##### ИСХОДНЫЙ ТЕКСТ
Похороны Сталина. Прощание с манекеном?

Михаил Михайлов 3
(Такой же очерк размещён в рубрике "история и политика": Прощание со Сталиным и пропажа Почётного Караула)

           ПОХОРОНЫ СТАЛИНА.ПРОЩАНИЕ С МАНЕКЕНОМ?               
         
                Коротко
    Будучи   мальчишкой  14 лет,   я   сумел 7  раз попрощаться со Сталиным,  то есть  7  раз   прошёл   в  очереди   мимо   его   гроба   в   «Доме  Союзов».   Было  это в последний  день  прощания   с  ним.      Наша    очередь,   в   виде   узкой    вереницы,    ускоренным    шагом  прошествовала    на   большом  удалении   от  него  –  метрах  в десяти.  Мы шли  мимо  не более  6 секунд.   Хорошо рассмотреть лицо вождя не было  возможности.  За  все  6  часов  этого  дня  я  не  увидел  никого  в   почётном  карауле.   По   ходу  нам  встречались  лишь отдельные   солдаты   охраны.   Да   иногда   шнырял   мимо   нас  суетливый   и  загадочно  улыбавшийся  офицер.
##########
##### ПРЕДСТАВЛЕННЫЙ ЛИСТИНГ
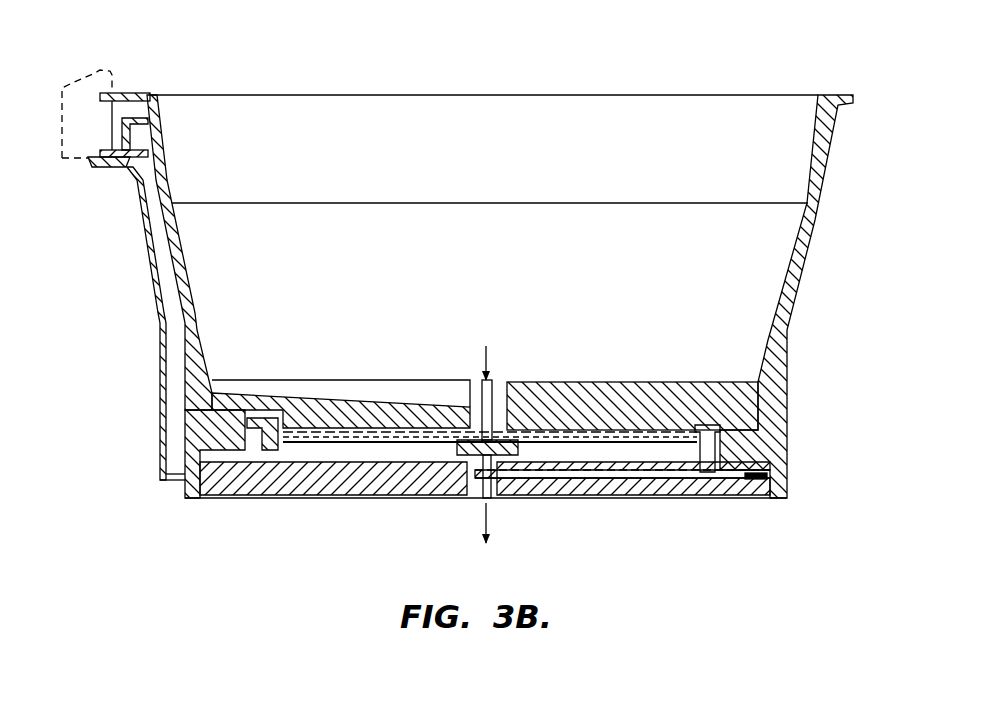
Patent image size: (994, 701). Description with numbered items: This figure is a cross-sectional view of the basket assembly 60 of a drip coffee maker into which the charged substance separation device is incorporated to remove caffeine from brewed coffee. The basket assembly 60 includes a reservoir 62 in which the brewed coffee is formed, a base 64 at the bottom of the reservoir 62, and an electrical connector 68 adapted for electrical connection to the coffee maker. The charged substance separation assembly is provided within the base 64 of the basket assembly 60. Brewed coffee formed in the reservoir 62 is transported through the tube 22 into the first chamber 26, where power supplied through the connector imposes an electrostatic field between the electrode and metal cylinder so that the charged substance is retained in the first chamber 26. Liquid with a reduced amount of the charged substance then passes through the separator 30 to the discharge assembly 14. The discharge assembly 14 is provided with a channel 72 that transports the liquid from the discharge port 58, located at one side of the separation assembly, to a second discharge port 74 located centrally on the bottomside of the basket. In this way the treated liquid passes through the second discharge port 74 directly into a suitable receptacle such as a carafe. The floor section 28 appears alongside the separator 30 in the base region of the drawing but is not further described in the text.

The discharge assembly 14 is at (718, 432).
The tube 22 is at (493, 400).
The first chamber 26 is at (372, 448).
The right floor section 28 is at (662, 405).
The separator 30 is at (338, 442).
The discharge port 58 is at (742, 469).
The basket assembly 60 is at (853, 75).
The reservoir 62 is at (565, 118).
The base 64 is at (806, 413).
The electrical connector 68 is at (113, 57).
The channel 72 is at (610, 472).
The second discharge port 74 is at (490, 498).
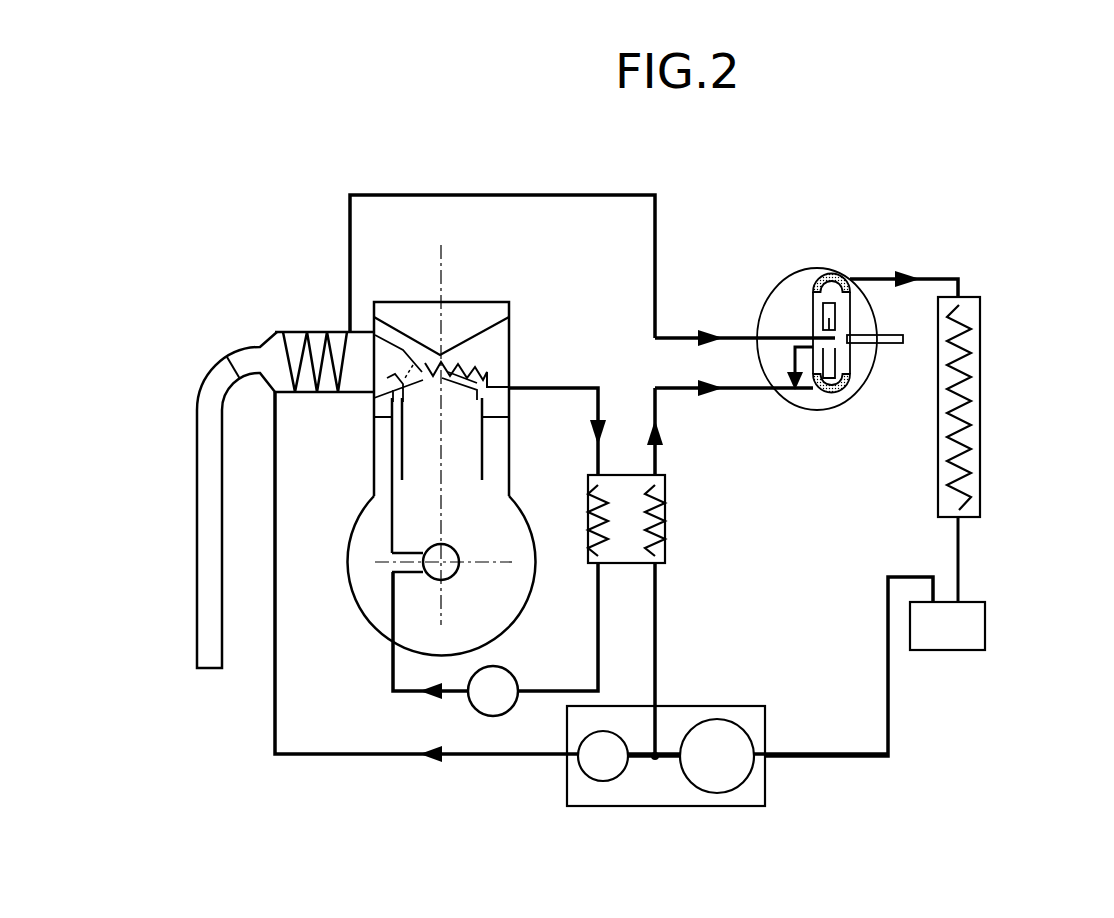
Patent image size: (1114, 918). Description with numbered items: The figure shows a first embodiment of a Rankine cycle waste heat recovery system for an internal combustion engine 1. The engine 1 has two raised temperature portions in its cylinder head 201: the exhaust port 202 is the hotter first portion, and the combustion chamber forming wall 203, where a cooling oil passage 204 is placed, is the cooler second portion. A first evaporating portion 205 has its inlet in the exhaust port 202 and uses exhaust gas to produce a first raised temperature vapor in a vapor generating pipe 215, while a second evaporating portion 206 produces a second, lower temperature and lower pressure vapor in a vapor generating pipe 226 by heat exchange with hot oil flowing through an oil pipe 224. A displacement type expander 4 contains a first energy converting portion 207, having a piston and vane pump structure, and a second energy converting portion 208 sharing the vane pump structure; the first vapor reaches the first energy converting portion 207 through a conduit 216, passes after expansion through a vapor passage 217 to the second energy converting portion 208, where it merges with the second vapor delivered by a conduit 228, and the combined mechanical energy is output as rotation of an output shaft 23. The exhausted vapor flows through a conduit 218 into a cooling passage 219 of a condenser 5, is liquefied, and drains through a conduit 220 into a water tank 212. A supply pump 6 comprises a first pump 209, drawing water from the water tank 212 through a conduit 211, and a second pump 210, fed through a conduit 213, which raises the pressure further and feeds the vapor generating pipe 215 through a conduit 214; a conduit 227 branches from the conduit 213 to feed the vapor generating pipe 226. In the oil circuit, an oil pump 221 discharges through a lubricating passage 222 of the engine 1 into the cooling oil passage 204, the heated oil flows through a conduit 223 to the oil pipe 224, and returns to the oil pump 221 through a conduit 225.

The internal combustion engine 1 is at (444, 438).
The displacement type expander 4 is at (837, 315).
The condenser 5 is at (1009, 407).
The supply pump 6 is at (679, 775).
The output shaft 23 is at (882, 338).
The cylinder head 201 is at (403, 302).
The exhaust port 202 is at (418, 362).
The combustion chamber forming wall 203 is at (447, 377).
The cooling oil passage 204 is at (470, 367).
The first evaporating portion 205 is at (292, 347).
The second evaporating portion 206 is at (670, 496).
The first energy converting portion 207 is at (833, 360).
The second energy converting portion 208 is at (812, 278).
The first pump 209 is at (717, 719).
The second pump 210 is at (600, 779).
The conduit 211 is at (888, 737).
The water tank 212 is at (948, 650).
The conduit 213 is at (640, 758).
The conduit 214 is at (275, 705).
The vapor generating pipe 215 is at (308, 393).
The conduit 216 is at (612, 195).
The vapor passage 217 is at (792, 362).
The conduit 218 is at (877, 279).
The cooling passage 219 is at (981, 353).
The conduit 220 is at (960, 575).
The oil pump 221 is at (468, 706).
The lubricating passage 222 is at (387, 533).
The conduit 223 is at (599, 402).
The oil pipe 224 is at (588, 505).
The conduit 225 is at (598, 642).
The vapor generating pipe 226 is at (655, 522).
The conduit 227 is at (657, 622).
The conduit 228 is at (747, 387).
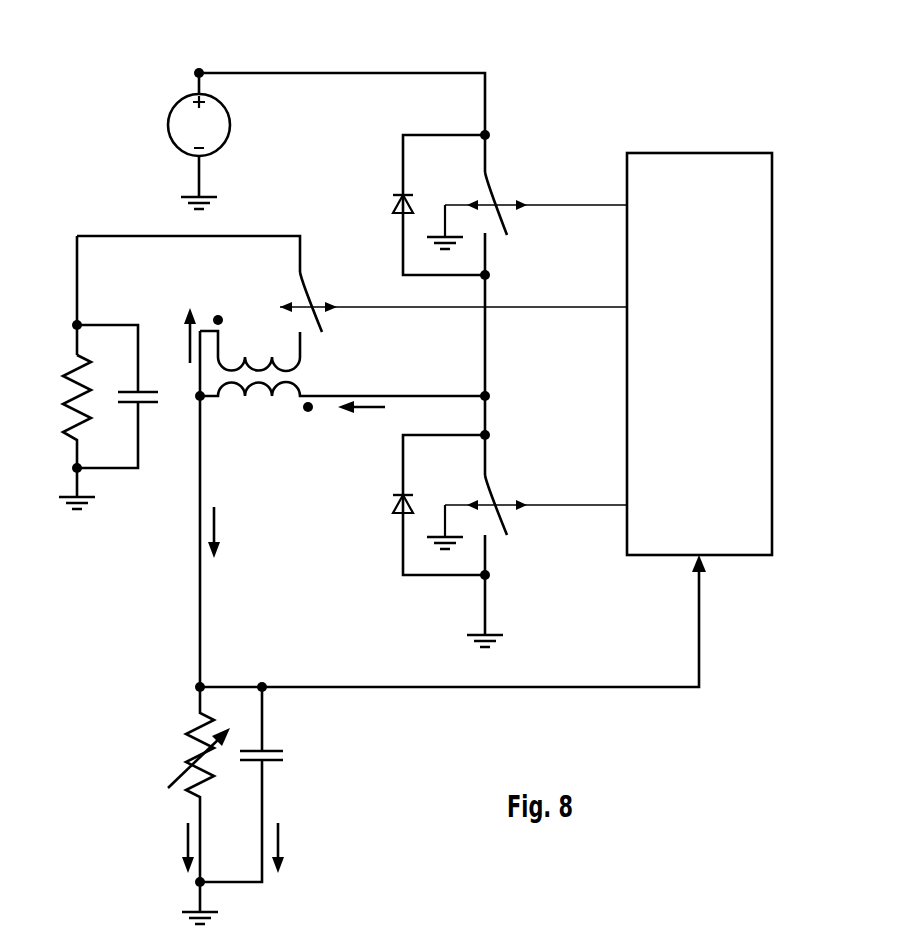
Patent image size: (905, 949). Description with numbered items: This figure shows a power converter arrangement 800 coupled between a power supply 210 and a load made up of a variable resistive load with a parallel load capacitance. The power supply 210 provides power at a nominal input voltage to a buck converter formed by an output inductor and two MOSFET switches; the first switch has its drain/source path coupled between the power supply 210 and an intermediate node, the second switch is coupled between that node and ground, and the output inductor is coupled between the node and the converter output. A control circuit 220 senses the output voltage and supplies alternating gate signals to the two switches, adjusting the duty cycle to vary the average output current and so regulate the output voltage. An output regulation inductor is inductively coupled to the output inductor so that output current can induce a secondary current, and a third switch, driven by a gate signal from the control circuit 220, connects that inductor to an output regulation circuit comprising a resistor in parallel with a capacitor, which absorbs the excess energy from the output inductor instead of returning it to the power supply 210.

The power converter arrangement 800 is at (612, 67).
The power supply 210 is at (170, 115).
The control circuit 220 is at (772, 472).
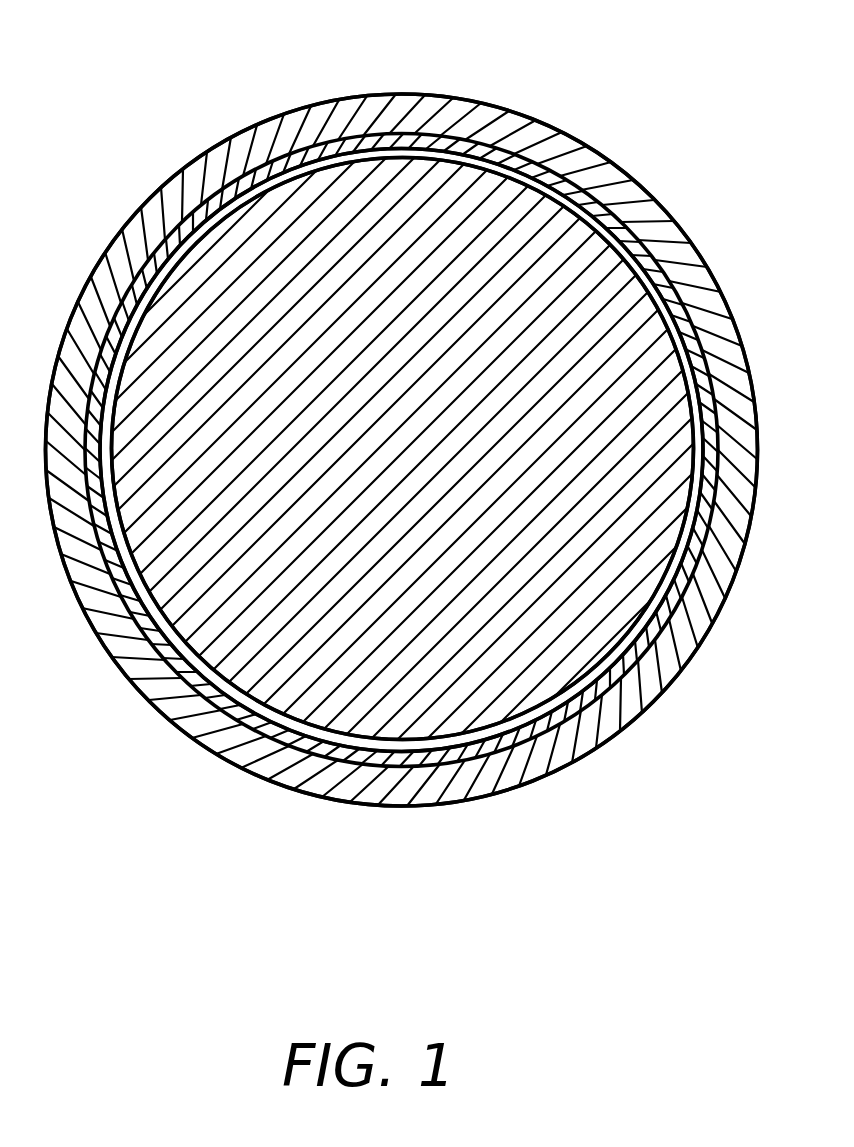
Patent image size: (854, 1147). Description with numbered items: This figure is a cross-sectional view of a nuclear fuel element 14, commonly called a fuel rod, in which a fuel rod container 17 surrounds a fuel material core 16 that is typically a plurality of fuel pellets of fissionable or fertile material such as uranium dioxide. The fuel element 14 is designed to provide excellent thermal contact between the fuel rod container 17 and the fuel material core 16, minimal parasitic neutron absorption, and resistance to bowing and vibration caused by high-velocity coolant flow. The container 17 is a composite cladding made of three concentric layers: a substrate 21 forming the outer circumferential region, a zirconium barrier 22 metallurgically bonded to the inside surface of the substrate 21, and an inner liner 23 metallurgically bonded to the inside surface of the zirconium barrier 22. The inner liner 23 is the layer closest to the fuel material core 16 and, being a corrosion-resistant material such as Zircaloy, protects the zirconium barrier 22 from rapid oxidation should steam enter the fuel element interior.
##########
ЗАДАНИЯ К УПРАЖНЕНИЮ:
• A. Ответьте по очерку о похоронах Сталина:
(i) В какой рубрике размещён такой же очерк?
(ii) Сколько лет было автору, когда он прощался со Сталиным?
(iii) На каком расстоянии от гроба прошла очередь?
• B. Перепишите без изменений строки листинга от его начала до строки с "The second discharge port 74 is" включительно. Изображения в ответ не включайте.

ОТВЕТЫ ПО ПОРЯДКУ:
• A.
(i) В рубрике «история и политика».
(ii) 14 лет.
(iii) Метрах в десяти.

• B.
Patent image size: (994, 701). Description with numbered items: This figure is a cross-sectional view of the basket assembly 60 of a drip coffee maker into which the charged substance separation device is incorporated to remove caffeine from brewed coffee. The basket assembly 60 includes a reservoir 62 in which the brewed coffee is formed, a base 64 at the bottom of the reservoir 62, and an electrical connector 68 adapted for electrical connection to the coffee maker. The charged substance separation assembly is provided within the base 64 of the basket assembly 60. Brewed coffee formed in the reservoir 62 is transported through the tube 22 into the first chamber 26, where power supplied through the connector imposes an electrostatic field between the electrode and metal cylinder so that the charged substance is retained in the first chamber 26. Liquid with a reduced amount of the charged substance then passes through the separator 30 to the discharge assembly 14. The discharge assembly 14 is provided with a channel 72 that transports the liquid from the discharge port 58, located at one side of the separation assembly, to a second discharge port 74 located centrally on the bottomside of the basket. In this way the treated liquid passes through the second discharge port 74 directly into a suitable receptacle such as a carafe. The floor section 28 appears alongside the separator 30 in the base region of the drawing but is not further described in the text.

The discharge assembly 14 is at (718, 432).
The tube 22 is at (493, 400).
The first chamber 26 is at (372, 448).
The right floor section 28 is at (662, 405).
The separator 30 is at (338, 442).
The discharge port 58 is at (742, 469).
The basket assembly 60 is at (853, 75).
The reservoir 62 is at (565, 118).
The base 64 is at (806, 413).
The electrical connector 68 is at (113, 57).
The channel 72 is at (610, 472).
The second discharge port 74 is at (490, 498).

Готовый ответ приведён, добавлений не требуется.